**What to do:** Copy out all of the data exactly as it appears.

**Data section:**
--- Begin ---

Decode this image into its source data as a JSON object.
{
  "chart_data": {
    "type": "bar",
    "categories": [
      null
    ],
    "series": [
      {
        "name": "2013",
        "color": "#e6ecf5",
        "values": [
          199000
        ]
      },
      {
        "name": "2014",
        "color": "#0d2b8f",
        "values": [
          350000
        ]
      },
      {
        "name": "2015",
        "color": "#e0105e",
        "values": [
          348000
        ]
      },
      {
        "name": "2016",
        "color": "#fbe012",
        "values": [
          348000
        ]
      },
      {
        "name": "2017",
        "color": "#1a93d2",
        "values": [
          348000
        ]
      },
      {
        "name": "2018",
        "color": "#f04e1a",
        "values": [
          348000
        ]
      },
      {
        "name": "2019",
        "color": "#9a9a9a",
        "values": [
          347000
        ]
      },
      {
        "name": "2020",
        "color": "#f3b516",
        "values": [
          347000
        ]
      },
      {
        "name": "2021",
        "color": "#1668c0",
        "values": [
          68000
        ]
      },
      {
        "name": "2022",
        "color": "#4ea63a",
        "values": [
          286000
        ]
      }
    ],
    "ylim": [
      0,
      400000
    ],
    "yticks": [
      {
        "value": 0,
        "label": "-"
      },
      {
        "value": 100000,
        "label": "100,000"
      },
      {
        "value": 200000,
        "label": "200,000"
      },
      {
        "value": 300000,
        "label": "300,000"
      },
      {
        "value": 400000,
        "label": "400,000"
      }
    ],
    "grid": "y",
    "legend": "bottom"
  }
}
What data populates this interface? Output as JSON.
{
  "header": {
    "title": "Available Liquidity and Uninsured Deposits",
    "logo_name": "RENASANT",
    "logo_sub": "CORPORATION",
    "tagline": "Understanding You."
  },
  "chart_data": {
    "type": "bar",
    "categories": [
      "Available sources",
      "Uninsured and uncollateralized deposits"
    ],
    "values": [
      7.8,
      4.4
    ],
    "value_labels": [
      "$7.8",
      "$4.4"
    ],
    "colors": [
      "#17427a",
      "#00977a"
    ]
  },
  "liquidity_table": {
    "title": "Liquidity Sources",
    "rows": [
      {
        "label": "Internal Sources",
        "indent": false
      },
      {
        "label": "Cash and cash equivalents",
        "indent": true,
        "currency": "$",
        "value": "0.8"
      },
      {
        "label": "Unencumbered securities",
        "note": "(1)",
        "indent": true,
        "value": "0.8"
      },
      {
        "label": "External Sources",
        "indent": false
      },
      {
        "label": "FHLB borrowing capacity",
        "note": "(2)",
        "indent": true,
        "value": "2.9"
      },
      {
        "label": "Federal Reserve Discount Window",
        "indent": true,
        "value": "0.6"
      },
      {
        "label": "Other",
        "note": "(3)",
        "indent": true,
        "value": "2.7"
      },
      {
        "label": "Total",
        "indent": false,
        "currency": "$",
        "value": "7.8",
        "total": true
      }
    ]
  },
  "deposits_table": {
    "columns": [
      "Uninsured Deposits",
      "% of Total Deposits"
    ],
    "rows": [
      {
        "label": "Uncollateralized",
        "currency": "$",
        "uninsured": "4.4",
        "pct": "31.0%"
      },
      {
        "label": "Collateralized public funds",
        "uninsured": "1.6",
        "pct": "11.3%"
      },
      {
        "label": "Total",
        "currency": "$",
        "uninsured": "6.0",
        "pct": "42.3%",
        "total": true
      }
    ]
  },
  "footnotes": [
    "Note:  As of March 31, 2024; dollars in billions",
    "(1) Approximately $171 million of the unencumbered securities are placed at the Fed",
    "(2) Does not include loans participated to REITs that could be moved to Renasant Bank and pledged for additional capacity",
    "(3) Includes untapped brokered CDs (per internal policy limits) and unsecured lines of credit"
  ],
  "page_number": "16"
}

--- End ---

**Answer to this problem:**
Decode this image into its source data as a JSON object.
{
  "chart_data": {
    "type": "bar",
    "categories": [
      null
    ],
    "series": [
      {
        "name": "2013",
        "color": "#e6ecf5",
        "values": [
          199000
        ]
      },
      {
        "name": "2014",
        "color": "#0d2b8f",
        "values": [
          350000
        ]
      },
      {
        "name": "2015",
        "color": "#e0105e",
        "values": [
          348000
        ]
      },
      {
        "name": "2016",
        "color": "#fbe012",
        "values": [
          348000
        ]
      },
      {
        "name": "2017",
        "color": "#1a93d2",
        "values": [
          348000
        ]
      },
      {
        "name": "2018",
        "color": "#f04e1a",
        "values": [
          348000
        ]
      },
      {
        "name": "2019",
        "color": "#9a9a9a",
        "values": [
          347000
        ]
      },
      {
        "name": "2020",
        "color": "#f3b516",
        "values": [
          347000
        ]
      },
      {
        "name": "2021",
        "color": "#1668c0",
        "values": [
          68000
        ]
      },
      {
        "name": "2022",
        "color": "#4ea63a",
        "values": [
          286000
        ]
      }
    ],
    "ylim": [
      0,
      400000
    ],
    "yticks": [
      {
        "value": 0,
        "label": "-"
      },
      {
        "value": 100000,
        "label": "100,000"
      },
      {
        "value": 200000,
        "label": "200,000"
      },
      {
        "value": 300000,
        "label": "300,000"
      },
      {
        "value": 400000,
        "label": "400,000"
      }
    ],
    "grid": "y",
    "legend": "bottom"
  }
}
What data populates this interface? Output as JSON.
{
  "header": {
    "title": "Available Liquidity and Uninsured Deposits",
    "logo_name": "RENASANT",
    "logo_sub": "CORPORATION",
    "tagline": "Understanding You."
  },
  "chart_data": {
    "type": "bar",
    "categories": [
      "Available sources",
      "Uninsured and uncollateralized deposits"
    ],
    "values": [
      7.8,
      4.4
    ],
    "value_labels": [
      "$7.8",
      "$4.4"
    ],
    "colors": [
      "#17427a",
      "#00977a"
    ]
  },
  "liquidity_table": {
    "title": "Liquidity Sources",
    "rows": [
      {
        "label": "Internal Sources",
        "indent": false
      },
      {
        "label": "Cash and cash equivalents",
        "indent": true,
        "currency": "$",
        "value": "0.8"
      },
      {
        "label": "Unencumbered securities",
        "note": "(1)",
        "indent": true,
        "value": "0.8"
      },
      {
        "label": "External Sources",
        "indent": false
      },
      {
        "label": "FHLB borrowing capacity",
        "note": "(2)",
        "indent": true,
        "value": "2.9"
      },
      {
        "label": "Federal Reserve Discount Window",
        "indent": true,
        "value": "0.6"
      },
      {
        "label": "Other",
        "note": "(3)",
        "indent": true,
        "value": "2.7"
      },
      {
        "label": "Total",
        "indent": false,
        "currency": "$",
        "value": "7.8",
        "total": true
      }
    ]
  },
  "deposits_table": {
    "columns": [
      "Uninsured Deposits",
      "% of Total Deposits"
    ],
    "rows": [
      {
        "label": "Uncollateralized",
        "currency": "$",
        "uninsured": "4.4",
        "pct": "31.0%"
      },
      {
        "label": "Collateralized public funds",
        "uninsured": "1.6",
        "pct": "11.3%"
      },
      {
        "label": "Total",
        "currency": "$",
        "uninsured": "6.0",
        "pct": "42.3%",
        "total": true
      }
    ]
  },
  "footnotes": [
    "Note:  As of March 31, 2024; dollars in billions",
    "(1) Approximately $171 million of the unencumbered securities are placed at the Fed",
    "(2) Does not include loans participated to REITs that could be moved to Renasant Bank and pledged for additional capacity",
    "(3) Includes untapped brokered CDs (per internal policy limits) and unsecured lines of credit"
  ],
  "page_number": "16"
}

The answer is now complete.